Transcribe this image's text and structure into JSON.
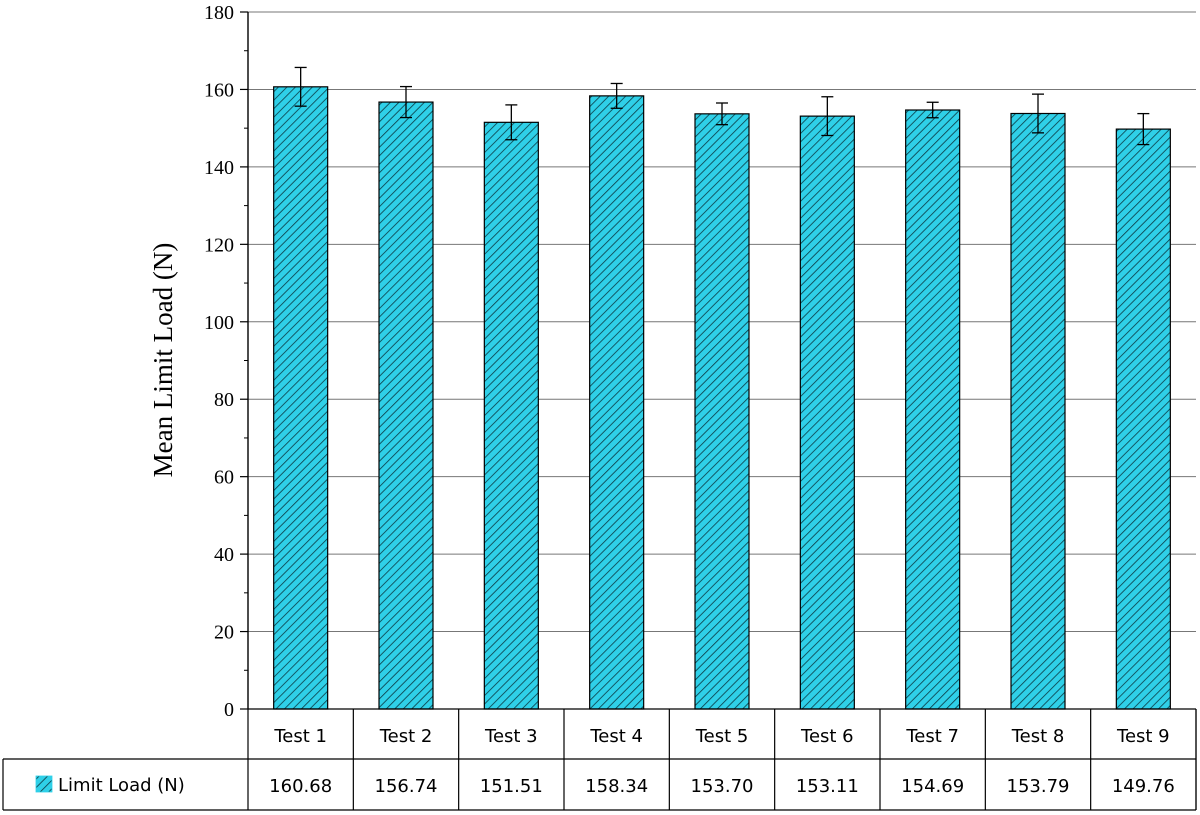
{
  "chart_data": {
    "type": "bar",
    "categories": [
      "Test 1",
      "Test 2",
      "Test 3",
      "Test 4",
      "Test 5",
      "Test 6",
      "Test 7",
      "Test 8",
      "Test 9"
    ],
    "series": [
      {
        "name": "Limit Load (N)",
        "values": [
          160.68,
          156.74,
          151.51,
          158.34,
          153.7,
          153.11,
          154.69,
          153.79,
          149.76
        ],
        "value_labels": [
          "160.68",
          "156.74",
          "151.51",
          "158.34",
          "153.70",
          "153.11",
          "154.69",
          "153.79",
          "149.76"
        ],
        "errors": [
          5,
          4,
          4.5,
          3.2,
          2.8,
          5,
          2,
          5,
          4
        ],
        "color": "#2fd0e8",
        "pattern": "diagonal-hatch"
      }
    ],
    "ylabel": "Mean Limit Load (N)",
    "xlabel": "",
    "ylim": [
      0,
      180
    ],
    "yticks": [
      "0",
      "20",
      "40",
      "60",
      "80",
      "100",
      "120",
      "140",
      "160",
      "180"
    ],
    "grid": "horizontal",
    "legend": "data-table-bottom"
  }
}
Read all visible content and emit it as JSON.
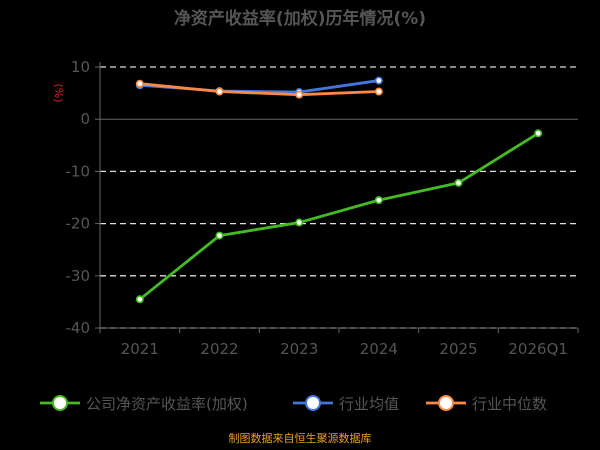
{
  "chart_data": {
    "type": "line",
    "title": "净资产收益率(加权)历年情况(%)",
    "unit_label": "(%)",
    "categories": [
      "2021",
      "2022",
      "2023",
      "2024",
      "2025",
      "2026Q1"
    ],
    "y_ticks": [
      10,
      0,
      -10,
      -20,
      -30,
      -40
    ],
    "ylim": [
      -40,
      10
    ],
    "grid": "horizontal-dashed",
    "legend_position": "bottom",
    "series": [
      {
        "name": "公司净资产收益率(加权)",
        "color": "#44bb22",
        "values": [
          -34.5,
          -22.3,
          -19.8,
          -15.5,
          -12.2,
          -2.7
        ]
      },
      {
        "name": "行业均值",
        "color": "#4477dd",
        "values": [
          6.5,
          5.4,
          5.2,
          7.4,
          null,
          null
        ]
      },
      {
        "name": "行业中位数",
        "color": "#ff8844",
        "values": [
          6.8,
          5.3,
          4.7,
          5.3,
          null,
          null
        ]
      }
    ],
    "source": "制图数据来自恒生聚源数据库"
  }
}
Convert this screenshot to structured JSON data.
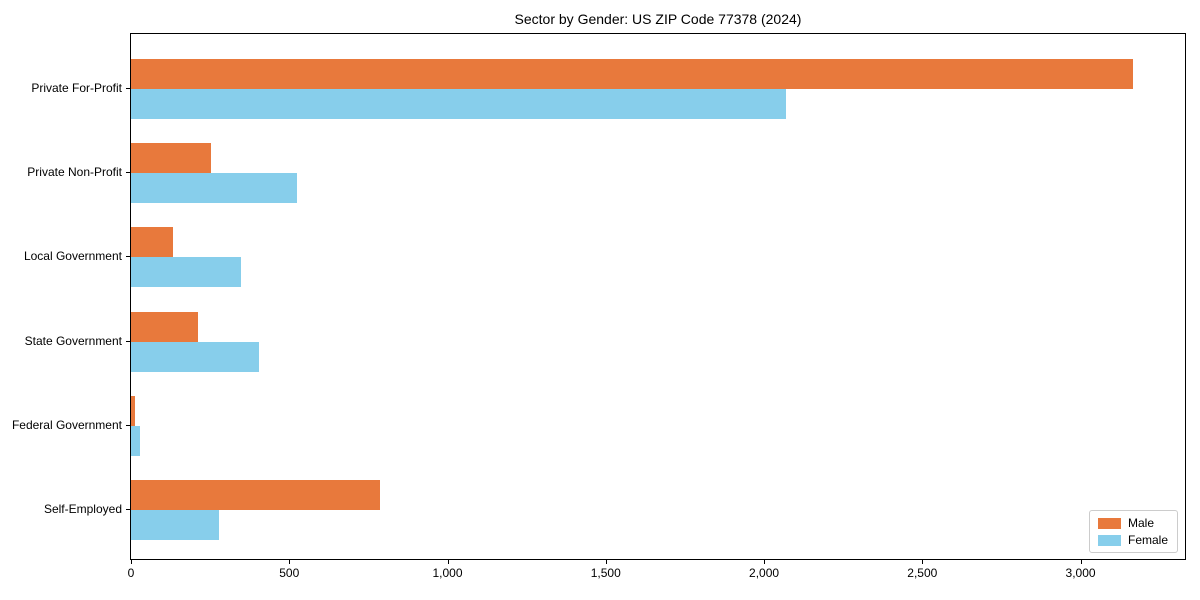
{
  "chart_data": {
    "type": "bar",
    "orientation": "horizontal",
    "title": "Sector by Gender: US ZIP Code 77378 (2024)",
    "categories": [
      "Private For-Profit",
      "Private Non-Profit",
      "Local Government",
      "State Government",
      "Federal Government",
      "Self-Employed"
    ],
    "series": [
      {
        "name": "Male",
        "color": "#e8793c",
        "values": [
          3165,
          252,
          132,
          211,
          12,
          786
        ]
      },
      {
        "name": "Female",
        "color": "#87ceeb",
        "values": [
          2070,
          523,
          347,
          403,
          30,
          277
        ]
      }
    ],
    "xlabel": "",
    "ylabel": "",
    "xlim": [
      0,
      3330
    ],
    "xticks": [
      0,
      500,
      1000,
      1500,
      2000,
      2500,
      3000
    ],
    "xtick_labels": [
      "0",
      "500",
      "1,000",
      "1,500",
      "2,000",
      "2,500",
      "3,000"
    ],
    "grid": false,
    "legend_position": "lower right",
    "colors": {
      "axis": "#000000",
      "background": "#ffffff",
      "legend_border": "#cccccc"
    }
  }
}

**Exercise prompt**
Could you reproduce every record above exactly, leaving out the pictures?

**Full response**
Transcribe this image's text and structure into JSON.
{
  "chart_data": {
    "type": "bar",
    "categories": [
      "Test 1",
      "Test 2",
      "Test 3",
      "Test 4",
      "Test 5",
      "Test 6",
      "Test 7",
      "Test 8",
      "Test 9"
    ],
    "series": [
      {
        "name": "Limit Load (N)",
        "values": [
          160.68,
          156.74,
          151.51,
          158.34,
          153.7,
          153.11,
          154.69,
          153.79,
          149.76
        ],
        "value_labels": [
          "160.68",
          "156.74",
          "151.51",
          "158.34",
          "153.70",
          "153.11",
          "154.69",
          "153.79",
          "149.76"
        ],
        "errors": [
          5,
          4,
          4.5,
          3.2,
          2.8,
          5,
          2,
          5,
          4
        ],
        "color": "#2fd0e8",
        "pattern": "diagonal-hatch"
      }
    ],
    "ylabel": "Mean Limit Load (N)",
    "xlabel": "",
    "ylim": [
      0,
      180
    ],
    "yticks": [
      "0",
      "20",
      "40",
      "60",
      "80",
      "100",
      "120",
      "140",
      "160",
      "180"
    ],
    "grid": "horizontal",
    "legend": "data-table-bottom"
  }
}
Read all visible content and emit it as JSON.
{
  "chart_data": {
    "type": "line",
    "title": "净资产收益率(加权)历年情况(%)",
    "unit_label": "(%)",
    "categories": [
      "2021",
      "2022",
      "2023",
      "2024",
      "2025",
      "2026Q1"
    ],
    "y_ticks": [
      10,
      0,
      -10,
      -20,
      -30,
      -40
    ],
    "ylim": [
      -40,
      10
    ],
    "grid": "horizontal-dashed",
    "legend_position": "bottom",
    "series": [
      {
        "name": "公司净资产收益率(加权)",
        "color": "#44bb22",
        "values": [
          -34.5,
          -22.3,
          -19.8,
          -15.5,
          -12.2,
          -2.7
        ]
      },
      {
        "name": "行业均值",
        "color": "#4477dd",
        "values": [
          6.5,
          5.4,
          5.2,
          7.4,
          null,
          null
        ]
      },
      {
        "name": "行业中位数",
        "color": "#ff8844",
        "values": [
          6.8,
          5.3,
          4.7,
          5.3,
          null,
          null
        ]
      }
    ],
    "source": "制图数据来自恒生聚源数据库"
  }
}
Convert this screenshot to structured JSON data.
{
  "chart_data": {
    "type": "bar",
    "orientation": "horizontal",
    "title": "Sector by Gender: US ZIP Code 77378 (2024)",
    "categories": [
      "Private For-Profit",
      "Private Non-Profit",
      "Local Government",
      "State Government",
      "Federal Government",
      "Self-Employed"
    ],
    "series": [
      {
        "name": "Male",
        "color": "#e8793c",
        "values": [
          3165,
          252,
          132,
          211,
          12,
          786
        ]
      },
      {
        "name": "Female",
        "color": "#87ceeb",
        "values": [
          2070,
          523,
          347,
          403,
          30,
          277
        ]
      }
    ],
    "xlabel": "",
    "ylabel": "",
    "xlim": [
      0,
      3330
    ],
    "xticks": [
      0,
      500,
      1000,
      1500,
      2000,
      2500,
      3000
    ],
    "xtick_labels": [
      "0",
      "500",
      "1,000",
      "1,500",
      "2,000",
      "2,500",
      "3,000"
    ],
    "grid": false,
    "legend_position": "lower right",
    "colors": {
      "axis": "#000000",
      "background": "#ffffff",
      "legend_border": "#cccccc"
    }
  }
}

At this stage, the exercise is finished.